Nothing but the line with "What data populates" and the lines after it, through the end of the records below, is to be repeated, exactly as it is.

[start]

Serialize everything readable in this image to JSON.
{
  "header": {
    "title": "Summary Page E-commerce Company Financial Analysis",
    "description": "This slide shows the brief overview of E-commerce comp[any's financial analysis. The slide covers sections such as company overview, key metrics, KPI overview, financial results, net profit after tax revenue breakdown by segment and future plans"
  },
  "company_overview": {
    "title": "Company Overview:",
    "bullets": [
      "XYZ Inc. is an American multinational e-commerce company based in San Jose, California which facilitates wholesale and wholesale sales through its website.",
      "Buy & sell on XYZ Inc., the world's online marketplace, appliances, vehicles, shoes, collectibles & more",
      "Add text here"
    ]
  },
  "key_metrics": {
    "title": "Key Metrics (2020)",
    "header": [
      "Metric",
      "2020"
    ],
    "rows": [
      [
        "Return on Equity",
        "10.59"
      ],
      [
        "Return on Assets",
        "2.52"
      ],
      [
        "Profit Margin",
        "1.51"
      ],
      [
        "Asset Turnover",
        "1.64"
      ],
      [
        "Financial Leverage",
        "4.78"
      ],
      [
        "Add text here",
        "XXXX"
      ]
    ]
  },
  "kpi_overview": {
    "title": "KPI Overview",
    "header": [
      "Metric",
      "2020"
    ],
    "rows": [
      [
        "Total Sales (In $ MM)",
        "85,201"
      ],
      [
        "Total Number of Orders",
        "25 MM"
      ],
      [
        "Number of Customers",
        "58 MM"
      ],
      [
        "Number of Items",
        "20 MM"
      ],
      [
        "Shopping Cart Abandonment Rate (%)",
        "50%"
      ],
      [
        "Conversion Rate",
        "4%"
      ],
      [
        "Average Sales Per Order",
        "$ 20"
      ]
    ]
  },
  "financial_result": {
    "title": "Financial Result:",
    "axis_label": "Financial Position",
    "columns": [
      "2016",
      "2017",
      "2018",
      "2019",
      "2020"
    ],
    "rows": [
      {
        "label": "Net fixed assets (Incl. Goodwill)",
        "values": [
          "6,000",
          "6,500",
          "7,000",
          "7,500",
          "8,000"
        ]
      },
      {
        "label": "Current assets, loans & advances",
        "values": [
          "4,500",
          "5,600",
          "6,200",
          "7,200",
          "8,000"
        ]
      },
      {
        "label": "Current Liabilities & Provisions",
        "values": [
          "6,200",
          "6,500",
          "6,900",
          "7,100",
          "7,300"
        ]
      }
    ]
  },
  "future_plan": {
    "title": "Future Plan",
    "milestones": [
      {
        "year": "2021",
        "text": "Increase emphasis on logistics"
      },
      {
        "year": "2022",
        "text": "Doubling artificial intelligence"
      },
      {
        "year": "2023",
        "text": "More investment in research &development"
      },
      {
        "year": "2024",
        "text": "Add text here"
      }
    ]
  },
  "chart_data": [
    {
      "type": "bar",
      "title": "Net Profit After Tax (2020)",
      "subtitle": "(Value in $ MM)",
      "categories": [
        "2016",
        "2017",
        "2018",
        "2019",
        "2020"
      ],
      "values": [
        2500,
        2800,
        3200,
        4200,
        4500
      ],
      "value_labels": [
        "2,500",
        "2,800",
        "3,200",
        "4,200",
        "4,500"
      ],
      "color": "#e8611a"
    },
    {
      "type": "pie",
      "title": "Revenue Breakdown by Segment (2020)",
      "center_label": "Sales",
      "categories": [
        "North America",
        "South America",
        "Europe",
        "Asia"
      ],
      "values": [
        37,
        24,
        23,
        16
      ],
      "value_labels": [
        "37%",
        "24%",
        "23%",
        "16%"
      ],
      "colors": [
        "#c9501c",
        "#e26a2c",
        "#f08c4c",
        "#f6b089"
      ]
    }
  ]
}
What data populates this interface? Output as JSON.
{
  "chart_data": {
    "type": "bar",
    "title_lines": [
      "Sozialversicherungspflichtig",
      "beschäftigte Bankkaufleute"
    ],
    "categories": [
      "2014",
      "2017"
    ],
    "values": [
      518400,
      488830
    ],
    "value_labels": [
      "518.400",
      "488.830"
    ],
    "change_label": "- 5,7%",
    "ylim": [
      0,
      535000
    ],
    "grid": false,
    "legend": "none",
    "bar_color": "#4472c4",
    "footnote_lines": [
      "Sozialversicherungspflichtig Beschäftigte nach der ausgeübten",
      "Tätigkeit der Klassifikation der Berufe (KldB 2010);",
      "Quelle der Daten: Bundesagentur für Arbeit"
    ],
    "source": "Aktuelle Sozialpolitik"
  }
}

[end]

▶ _Result of this task_
What data populates this interface? Output as JSON.
{
  "chart_data": {
    "type": "bar",
    "title_lines": [
      "Sozialversicherungspflichtig",
      "beschäftigte Bankkaufleute"
    ],
    "categories": [
      "2014",
      "2017"
    ],
    "values": [
      518400,
      488830
    ],
    "value_labels": [
      "518.400",
      "488.830"
    ],
    "change_label": "- 5,7%",
    "ylim": [
      0,
      535000
    ],
    "grid": false,
    "legend": "none",
    "bar_color": "#4472c4",
    "footnote_lines": [
      "Sozialversicherungspflichtig Beschäftigte nach der ausgeübten",
      "Tätigkeit der Klassifikation der Berufe (KldB 2010);",
      "Quelle der Daten: Bundesagentur für Arbeit"
    ],
    "source": "Aktuelle Sozialpolitik"
  }
}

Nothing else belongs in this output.